### REQUIRED WORK
Please render the rows below as a numbered list, skipping blank lines and leaving out the pictures.

(Labeled region entries)
>> Begin

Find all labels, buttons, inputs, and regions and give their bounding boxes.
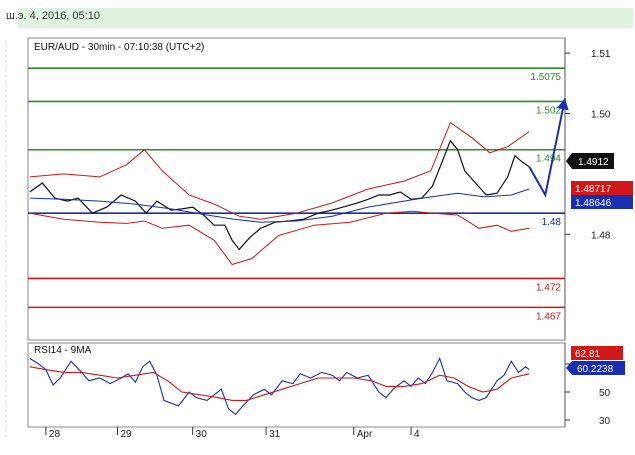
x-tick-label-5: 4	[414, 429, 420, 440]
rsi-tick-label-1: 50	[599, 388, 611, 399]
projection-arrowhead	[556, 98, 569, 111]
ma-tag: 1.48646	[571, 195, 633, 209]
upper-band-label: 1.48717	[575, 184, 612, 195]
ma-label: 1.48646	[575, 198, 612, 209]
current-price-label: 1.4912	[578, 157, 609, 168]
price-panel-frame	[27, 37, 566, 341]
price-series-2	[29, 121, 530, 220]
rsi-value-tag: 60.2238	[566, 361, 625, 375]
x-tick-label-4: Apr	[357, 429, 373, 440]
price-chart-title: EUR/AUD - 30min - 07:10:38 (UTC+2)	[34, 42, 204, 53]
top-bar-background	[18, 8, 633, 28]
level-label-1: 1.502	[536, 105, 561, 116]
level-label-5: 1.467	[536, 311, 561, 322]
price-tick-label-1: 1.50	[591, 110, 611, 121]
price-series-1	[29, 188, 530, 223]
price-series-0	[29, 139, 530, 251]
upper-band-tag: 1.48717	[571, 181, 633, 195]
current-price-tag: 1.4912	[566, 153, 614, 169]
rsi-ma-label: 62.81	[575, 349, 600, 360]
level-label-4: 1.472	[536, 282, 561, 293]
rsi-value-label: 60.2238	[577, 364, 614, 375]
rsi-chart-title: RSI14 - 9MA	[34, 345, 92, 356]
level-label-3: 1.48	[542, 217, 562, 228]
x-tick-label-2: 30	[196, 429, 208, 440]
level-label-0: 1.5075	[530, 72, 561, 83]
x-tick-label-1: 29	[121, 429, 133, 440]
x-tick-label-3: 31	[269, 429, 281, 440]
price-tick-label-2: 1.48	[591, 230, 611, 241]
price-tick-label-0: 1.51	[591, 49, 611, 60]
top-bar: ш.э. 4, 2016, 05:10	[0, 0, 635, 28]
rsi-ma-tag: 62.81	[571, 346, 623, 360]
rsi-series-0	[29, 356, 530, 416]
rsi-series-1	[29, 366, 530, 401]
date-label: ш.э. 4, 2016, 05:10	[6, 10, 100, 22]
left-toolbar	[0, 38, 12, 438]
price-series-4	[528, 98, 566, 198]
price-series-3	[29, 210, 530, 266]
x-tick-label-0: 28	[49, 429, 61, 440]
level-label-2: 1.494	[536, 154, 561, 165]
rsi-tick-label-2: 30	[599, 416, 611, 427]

>> End

### SOLUTION TO THIS TASK
1. Find all labels, buttons, inputs, and regions and give their bounding boxes.
2. x-tick-label-5: 4	[414, 429, 420, 440]
3. rsi-tick-label-1: 50	[599, 388, 611, 399]
4. projection-arrowhead	[556, 98, 569, 111]
5. ma-tag: 1.48646	[571, 195, 633, 209]
6. upper-band-label: 1.48717	[575, 184, 612, 195]
7. ma-label: 1.48646	[575, 198, 612, 209]
8. current-price-label: 1.4912	[578, 157, 609, 168]
9. price-panel-frame	[27, 37, 566, 341]
10. price-series-2	[29, 121, 530, 220]
11. rsi-value-tag: 60.2238	[566, 361, 625, 375]
12. x-tick-label-4: Apr	[357, 429, 373, 440]
13. price-chart-title: EUR/AUD - 30min - 07:10:38 (UTC+2)	[34, 42, 204, 53]
14. top-bar-background	[18, 8, 633, 28]
15. level-label-1: 1.502	[536, 105, 561, 116]
16. level-label-5: 1.467	[536, 311, 561, 322]
17. price-tick-label-1: 1.50	[591, 110, 611, 121]
18. price-series-1	[29, 188, 530, 223]
19. price-series-0	[29, 139, 530, 251]
20. upper-band-tag: 1.48717	[571, 181, 633, 195]
21. current-price-tag: 1.4912	[566, 153, 614, 169]
22. rsi-ma-label: 62.81	[575, 349, 600, 360]
23. level-label-4: 1.472	[536, 282, 561, 293]
24. rsi-value-label: 60.2238	[577, 364, 614, 375]
25. rsi-chart-title: RSI14 - 9MA	[34, 345, 92, 356]
26. level-label-3: 1.48	[542, 217, 562, 228]
27. x-tick-label-2: 30	[196, 429, 208, 440]
28. level-label-0: 1.5075	[530, 72, 561, 83]
29. x-tick-label-1: 29	[121, 429, 133, 440]
30. x-tick-label-3: 31	[269, 429, 281, 440]
31. price-tick-label-2: 1.48	[591, 230, 611, 241]
32. price-tick-label-0: 1.51	[591, 49, 611, 60]
33. top-bar: ш.э. 4, 2016, 05:10	[0, 0, 635, 28]
34. rsi-ma-tag: 62.81	[571, 346, 623, 360]
35. rsi-series-0	[29, 356, 530, 416]
36. rsi-series-1	[29, 366, 530, 401]
37. date-label: ш.э. 4, 2016, 05:10	[6, 10, 100, 22]
38. left-toolbar	[0, 38, 12, 438]
39. price-series-4	[528, 98, 566, 198]
40. price-series-3	[29, 210, 530, 266]
41. x-tick-label-0: 28	[49, 429, 61, 440]
42. level-label-2: 1.494	[536, 154, 561, 165]
43. rsi-tick-label-2: 30	[599, 416, 611, 427]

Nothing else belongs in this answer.